Identify and copy all lines of the material where the string "recommended" is found.

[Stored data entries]
..............................
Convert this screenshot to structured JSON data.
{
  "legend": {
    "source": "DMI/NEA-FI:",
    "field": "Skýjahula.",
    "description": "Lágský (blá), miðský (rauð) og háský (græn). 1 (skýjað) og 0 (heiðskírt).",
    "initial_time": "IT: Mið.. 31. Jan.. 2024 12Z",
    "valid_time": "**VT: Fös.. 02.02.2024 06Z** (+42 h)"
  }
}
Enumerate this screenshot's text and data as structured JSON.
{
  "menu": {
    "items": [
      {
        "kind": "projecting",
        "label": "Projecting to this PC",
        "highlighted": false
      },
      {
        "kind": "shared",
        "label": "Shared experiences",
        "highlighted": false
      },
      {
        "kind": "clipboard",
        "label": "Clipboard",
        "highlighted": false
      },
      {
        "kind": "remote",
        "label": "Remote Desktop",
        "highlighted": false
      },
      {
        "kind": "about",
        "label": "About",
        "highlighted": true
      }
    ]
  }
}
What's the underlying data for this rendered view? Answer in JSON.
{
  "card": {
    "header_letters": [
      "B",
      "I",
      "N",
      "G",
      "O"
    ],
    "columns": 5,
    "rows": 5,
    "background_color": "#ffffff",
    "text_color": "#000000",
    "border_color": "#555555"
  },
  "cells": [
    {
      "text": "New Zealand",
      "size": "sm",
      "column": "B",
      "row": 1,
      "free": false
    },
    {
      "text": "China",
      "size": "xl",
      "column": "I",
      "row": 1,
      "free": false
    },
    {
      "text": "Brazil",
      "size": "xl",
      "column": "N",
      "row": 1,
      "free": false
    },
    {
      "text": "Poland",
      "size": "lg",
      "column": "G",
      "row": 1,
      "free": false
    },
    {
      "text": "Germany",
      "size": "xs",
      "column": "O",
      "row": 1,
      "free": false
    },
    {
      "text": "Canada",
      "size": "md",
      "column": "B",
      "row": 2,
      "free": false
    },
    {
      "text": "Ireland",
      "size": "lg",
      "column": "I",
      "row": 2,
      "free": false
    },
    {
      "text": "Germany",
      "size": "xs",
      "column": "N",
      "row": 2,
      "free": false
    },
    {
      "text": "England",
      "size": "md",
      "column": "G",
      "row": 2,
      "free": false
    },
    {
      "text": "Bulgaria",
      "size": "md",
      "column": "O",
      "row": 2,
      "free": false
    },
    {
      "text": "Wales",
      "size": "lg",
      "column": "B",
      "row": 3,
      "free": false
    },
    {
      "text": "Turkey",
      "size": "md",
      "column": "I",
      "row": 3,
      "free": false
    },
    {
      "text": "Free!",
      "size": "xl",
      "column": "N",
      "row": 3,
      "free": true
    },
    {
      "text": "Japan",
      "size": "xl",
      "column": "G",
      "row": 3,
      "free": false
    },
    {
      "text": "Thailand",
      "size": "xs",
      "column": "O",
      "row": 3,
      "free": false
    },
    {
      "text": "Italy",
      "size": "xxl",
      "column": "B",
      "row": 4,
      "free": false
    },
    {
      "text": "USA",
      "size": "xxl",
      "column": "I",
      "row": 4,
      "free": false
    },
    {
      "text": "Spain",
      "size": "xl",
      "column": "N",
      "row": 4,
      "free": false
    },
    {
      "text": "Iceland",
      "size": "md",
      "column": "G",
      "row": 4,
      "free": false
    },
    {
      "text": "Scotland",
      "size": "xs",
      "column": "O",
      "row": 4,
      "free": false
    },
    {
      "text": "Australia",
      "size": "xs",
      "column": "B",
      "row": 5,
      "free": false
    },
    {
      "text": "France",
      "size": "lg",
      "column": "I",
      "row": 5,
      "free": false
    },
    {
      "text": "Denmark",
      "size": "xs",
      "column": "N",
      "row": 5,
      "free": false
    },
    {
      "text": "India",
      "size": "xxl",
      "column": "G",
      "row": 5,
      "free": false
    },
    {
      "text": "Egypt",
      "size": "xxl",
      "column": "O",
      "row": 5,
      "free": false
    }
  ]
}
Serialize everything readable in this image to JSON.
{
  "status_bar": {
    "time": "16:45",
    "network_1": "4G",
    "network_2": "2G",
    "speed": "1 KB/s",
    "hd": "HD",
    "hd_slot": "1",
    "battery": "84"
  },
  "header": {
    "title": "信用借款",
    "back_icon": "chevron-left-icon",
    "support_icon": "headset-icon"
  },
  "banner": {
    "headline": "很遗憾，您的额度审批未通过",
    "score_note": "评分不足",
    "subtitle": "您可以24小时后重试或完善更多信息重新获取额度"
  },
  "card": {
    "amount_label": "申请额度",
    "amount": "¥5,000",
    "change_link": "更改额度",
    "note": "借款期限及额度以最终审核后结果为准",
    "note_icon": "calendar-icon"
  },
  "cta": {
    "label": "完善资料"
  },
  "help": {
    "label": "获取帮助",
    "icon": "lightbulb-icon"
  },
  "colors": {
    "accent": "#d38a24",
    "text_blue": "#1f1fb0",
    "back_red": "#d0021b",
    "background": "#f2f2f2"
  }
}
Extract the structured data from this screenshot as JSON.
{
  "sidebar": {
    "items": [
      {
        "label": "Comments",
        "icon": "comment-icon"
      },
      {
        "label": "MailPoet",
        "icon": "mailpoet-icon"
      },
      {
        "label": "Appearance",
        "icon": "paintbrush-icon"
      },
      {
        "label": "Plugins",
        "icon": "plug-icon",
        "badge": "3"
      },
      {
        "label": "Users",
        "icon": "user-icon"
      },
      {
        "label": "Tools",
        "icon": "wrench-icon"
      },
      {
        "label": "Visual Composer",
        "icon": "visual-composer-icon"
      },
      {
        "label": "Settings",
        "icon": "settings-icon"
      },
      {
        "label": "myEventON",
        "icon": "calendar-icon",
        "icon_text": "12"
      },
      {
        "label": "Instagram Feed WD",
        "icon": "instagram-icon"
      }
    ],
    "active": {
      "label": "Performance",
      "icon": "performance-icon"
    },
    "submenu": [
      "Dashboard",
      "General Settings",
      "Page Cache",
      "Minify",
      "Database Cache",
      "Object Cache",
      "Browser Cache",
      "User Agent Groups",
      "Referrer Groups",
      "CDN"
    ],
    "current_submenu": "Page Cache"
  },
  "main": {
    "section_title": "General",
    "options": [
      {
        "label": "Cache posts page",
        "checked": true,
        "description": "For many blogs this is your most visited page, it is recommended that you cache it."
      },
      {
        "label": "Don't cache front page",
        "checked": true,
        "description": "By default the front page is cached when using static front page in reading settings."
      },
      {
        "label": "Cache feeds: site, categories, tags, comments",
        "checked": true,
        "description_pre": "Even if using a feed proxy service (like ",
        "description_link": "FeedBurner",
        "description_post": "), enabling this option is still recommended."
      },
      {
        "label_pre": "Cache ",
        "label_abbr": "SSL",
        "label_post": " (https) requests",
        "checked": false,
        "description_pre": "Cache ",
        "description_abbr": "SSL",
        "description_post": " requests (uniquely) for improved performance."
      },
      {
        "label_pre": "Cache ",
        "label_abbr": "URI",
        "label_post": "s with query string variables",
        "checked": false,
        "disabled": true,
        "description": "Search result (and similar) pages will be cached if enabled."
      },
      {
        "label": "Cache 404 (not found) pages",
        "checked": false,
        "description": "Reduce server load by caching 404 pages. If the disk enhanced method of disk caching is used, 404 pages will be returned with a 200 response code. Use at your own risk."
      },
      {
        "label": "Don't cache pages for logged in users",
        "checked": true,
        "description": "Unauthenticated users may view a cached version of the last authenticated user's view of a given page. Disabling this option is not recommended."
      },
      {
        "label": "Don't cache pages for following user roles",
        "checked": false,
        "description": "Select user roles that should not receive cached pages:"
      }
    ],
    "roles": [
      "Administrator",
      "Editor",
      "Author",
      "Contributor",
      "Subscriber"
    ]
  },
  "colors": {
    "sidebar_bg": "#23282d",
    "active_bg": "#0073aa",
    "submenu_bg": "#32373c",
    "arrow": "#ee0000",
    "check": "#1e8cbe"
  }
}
..............................
:: Task answer ::
        "description": "For many blogs this is your most visited page, it is recommended that you cache it."
        "description_post": "), enabling this option is still recommended."
        "description": "Unauthenticated users may view a cached version of the last authenticated user's view of a given page. Disabling this option is not recommended."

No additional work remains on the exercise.